Task brief: Turn everything from the first line of the records down to the line containing "legend-swatch bbox=[62, 578, 73, 590]" into a numbered list, skipping any blank lines. Include only those lines.
==== Dataset rows
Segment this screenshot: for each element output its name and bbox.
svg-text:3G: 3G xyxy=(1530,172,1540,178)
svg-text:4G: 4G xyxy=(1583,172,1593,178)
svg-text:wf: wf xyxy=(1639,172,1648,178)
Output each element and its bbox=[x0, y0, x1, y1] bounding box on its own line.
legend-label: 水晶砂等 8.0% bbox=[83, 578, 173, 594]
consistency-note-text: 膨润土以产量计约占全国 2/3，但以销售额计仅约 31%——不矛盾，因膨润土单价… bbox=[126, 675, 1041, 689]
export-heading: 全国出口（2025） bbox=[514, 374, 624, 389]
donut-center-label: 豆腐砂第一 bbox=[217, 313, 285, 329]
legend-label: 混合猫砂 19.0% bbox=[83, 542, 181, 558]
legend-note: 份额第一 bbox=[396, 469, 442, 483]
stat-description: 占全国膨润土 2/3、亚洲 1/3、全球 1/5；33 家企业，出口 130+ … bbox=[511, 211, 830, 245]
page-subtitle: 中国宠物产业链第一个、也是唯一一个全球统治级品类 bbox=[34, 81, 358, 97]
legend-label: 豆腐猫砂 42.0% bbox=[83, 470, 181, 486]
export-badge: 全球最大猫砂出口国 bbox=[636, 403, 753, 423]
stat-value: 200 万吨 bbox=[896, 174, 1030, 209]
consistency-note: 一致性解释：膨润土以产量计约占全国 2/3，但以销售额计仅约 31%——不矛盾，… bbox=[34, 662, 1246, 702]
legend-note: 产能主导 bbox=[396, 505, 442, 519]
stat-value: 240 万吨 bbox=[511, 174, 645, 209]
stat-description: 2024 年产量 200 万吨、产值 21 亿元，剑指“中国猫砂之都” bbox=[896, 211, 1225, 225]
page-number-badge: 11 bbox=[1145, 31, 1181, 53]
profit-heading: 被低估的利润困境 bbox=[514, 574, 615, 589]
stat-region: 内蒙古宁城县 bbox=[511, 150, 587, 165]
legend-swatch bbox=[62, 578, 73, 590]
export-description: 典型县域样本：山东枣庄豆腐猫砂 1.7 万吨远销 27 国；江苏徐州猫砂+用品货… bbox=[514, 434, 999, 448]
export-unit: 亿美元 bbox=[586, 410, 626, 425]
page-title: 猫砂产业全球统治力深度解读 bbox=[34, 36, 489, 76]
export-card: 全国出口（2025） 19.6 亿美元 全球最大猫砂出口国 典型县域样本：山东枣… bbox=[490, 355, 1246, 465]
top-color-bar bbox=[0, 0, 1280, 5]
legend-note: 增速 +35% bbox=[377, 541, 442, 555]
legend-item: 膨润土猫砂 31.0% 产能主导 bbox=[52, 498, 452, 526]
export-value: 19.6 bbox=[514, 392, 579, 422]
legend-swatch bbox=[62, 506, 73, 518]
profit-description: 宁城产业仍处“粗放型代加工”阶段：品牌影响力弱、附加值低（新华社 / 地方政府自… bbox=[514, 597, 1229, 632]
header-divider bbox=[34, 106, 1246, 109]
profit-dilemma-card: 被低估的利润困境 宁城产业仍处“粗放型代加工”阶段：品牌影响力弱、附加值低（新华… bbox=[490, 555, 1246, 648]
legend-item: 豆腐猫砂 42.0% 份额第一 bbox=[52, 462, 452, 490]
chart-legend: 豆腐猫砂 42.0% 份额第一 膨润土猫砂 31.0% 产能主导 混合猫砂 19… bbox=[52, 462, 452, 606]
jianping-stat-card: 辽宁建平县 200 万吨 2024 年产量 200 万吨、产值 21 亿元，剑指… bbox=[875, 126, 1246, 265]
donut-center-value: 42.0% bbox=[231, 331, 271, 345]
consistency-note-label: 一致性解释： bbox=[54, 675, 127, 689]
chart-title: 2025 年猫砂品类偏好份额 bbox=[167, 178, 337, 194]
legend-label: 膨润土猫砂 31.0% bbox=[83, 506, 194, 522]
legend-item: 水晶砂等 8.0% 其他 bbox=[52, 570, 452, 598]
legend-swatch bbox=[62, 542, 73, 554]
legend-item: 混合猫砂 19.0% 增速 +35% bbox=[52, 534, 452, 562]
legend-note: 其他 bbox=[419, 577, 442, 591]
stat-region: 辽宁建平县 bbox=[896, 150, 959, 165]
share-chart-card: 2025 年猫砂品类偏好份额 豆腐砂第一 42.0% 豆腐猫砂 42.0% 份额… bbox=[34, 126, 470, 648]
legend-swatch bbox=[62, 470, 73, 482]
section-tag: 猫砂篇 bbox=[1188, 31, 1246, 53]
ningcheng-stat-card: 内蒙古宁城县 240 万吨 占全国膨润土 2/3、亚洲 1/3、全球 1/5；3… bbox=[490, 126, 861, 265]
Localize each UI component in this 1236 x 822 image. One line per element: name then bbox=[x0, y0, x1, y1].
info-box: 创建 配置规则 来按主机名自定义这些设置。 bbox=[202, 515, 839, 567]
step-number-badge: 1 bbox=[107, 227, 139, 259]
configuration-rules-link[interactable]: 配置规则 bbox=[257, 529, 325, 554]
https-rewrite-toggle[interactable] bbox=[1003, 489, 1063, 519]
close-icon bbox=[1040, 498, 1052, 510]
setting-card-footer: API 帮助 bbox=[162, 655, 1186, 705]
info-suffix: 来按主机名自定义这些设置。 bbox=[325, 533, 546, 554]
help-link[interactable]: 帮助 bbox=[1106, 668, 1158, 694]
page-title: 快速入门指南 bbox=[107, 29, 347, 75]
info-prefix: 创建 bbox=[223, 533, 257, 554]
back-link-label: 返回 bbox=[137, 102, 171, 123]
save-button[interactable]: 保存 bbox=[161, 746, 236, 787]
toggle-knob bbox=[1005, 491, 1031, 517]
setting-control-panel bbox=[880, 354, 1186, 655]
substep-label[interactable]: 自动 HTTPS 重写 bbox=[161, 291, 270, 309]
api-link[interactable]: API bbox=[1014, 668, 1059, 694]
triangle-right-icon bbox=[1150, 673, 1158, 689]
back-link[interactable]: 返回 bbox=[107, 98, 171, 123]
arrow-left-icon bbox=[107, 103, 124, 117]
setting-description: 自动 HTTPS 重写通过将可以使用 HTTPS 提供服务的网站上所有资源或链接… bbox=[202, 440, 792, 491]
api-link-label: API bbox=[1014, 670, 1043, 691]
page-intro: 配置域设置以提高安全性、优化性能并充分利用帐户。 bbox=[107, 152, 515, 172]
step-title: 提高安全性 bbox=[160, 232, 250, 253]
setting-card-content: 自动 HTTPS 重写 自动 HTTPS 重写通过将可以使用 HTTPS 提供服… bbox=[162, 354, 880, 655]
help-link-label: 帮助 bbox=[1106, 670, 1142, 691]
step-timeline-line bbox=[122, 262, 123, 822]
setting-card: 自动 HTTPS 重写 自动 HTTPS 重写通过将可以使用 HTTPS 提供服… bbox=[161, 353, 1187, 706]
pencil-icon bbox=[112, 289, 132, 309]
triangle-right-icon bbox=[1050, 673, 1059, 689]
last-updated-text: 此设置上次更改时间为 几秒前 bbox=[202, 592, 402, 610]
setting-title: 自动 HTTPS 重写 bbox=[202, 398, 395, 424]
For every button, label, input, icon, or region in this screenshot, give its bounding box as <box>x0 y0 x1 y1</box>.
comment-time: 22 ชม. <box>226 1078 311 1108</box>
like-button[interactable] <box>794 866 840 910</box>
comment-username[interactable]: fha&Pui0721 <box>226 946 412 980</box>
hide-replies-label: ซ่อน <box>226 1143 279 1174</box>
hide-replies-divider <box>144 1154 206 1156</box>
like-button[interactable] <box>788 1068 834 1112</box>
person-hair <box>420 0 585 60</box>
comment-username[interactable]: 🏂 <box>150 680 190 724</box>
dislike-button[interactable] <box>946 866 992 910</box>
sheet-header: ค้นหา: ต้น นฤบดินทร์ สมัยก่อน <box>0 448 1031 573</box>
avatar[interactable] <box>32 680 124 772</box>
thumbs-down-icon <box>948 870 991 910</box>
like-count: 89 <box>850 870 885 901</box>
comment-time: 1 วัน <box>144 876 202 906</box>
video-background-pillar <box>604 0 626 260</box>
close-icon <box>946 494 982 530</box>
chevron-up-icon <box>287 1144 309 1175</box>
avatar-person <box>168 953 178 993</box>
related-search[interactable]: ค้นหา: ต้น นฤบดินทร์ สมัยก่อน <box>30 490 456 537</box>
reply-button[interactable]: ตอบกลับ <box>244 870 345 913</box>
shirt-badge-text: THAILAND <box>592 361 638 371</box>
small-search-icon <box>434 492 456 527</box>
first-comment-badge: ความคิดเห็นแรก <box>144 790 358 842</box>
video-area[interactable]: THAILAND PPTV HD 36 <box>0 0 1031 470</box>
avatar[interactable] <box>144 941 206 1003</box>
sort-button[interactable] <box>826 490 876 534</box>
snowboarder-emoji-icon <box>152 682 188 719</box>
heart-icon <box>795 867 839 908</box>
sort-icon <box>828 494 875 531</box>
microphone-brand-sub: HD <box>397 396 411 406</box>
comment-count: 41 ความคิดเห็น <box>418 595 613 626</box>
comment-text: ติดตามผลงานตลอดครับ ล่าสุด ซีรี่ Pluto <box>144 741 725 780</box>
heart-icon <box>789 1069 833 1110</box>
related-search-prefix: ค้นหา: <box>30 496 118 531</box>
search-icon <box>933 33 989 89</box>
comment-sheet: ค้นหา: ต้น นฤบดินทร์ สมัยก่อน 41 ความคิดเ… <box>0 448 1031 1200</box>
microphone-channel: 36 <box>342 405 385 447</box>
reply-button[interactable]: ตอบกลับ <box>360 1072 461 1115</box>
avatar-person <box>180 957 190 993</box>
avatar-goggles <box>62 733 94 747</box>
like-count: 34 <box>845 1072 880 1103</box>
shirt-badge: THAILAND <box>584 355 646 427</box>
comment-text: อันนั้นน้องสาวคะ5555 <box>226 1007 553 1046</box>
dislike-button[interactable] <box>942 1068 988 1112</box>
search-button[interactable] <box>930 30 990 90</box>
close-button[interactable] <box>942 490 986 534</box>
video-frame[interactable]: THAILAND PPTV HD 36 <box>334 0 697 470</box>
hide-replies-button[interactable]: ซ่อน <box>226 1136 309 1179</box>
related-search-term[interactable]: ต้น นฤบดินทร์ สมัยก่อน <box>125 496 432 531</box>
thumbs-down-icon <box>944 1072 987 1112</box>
========
Exercise response:
1. Segment this screenshot: for each element output its name and bbox.
2. svg-text:3G: 3G xyxy=(1530,172,1540,178)
3. svg-text:4G: 4G xyxy=(1583,172,1593,178)
4. svg-text:wf: wf xyxy=(1639,172,1648,178)
5. Output each element and its bbox=[x0, y0, x1, y1] bounding box on its own line.
6. legend-label: 水晶砂等 8.0% bbox=[83, 578, 173, 594]
7. consistency-note-text: 膨润土以产量计约占全国 2/3，但以销售额计仅约 31%——不矛盾，因膨润土单价… bbox=[126, 675, 1041, 689]
8. export-heading: 全国出口（2025） bbox=[514, 374, 624, 389]
9. donut-center-label: 豆腐砂第一 bbox=[217, 313, 285, 329]
10. legend-label: 混合猫砂 19.0% bbox=[83, 542, 181, 558]
11. legend-note: 份额第一 bbox=[396, 469, 442, 483]
12. stat-description: 占全国膨润土 2/3、亚洲 1/3、全球 1/5；33 家企业，出口 130+ … bbox=[511, 211, 830, 245]
13. page-subtitle: 中国宠物产业链第一个、也是唯一一个全球统治级品类 bbox=[34, 81, 358, 97]
14. legend-label: 豆腐猫砂 42.0% bbox=[83, 470, 181, 486]
15. export-badge: 全球最大猫砂出口国 bbox=[636, 403, 753, 423]
16. stat-value: 200 万吨 bbox=[896, 174, 1030, 209]
17. consistency-note: 一致性解释：膨润土以产量计约占全国 2/3，但以销售额计仅约 31%——不矛盾，… bbox=[34, 662, 1246, 702]
18. legend-note: 产能主导 bbox=[396, 505, 442, 519]
19. stat-value: 240 万吨 bbox=[511, 174, 645, 209]
20. stat-description: 2024 年产量 200 万吨、产值 21 亿元，剑指“中国猫砂之都” bbox=[896, 211, 1225, 225]
21. page-number-badge: 11 bbox=[1145, 31, 1181, 53]
22. profit-heading: 被低估的利润困境 bbox=[514, 574, 615, 589]
23. stat-region: 内蒙古宁城县 bbox=[511, 150, 587, 165]
24. legend-swatch bbox=[62, 578, 73, 590]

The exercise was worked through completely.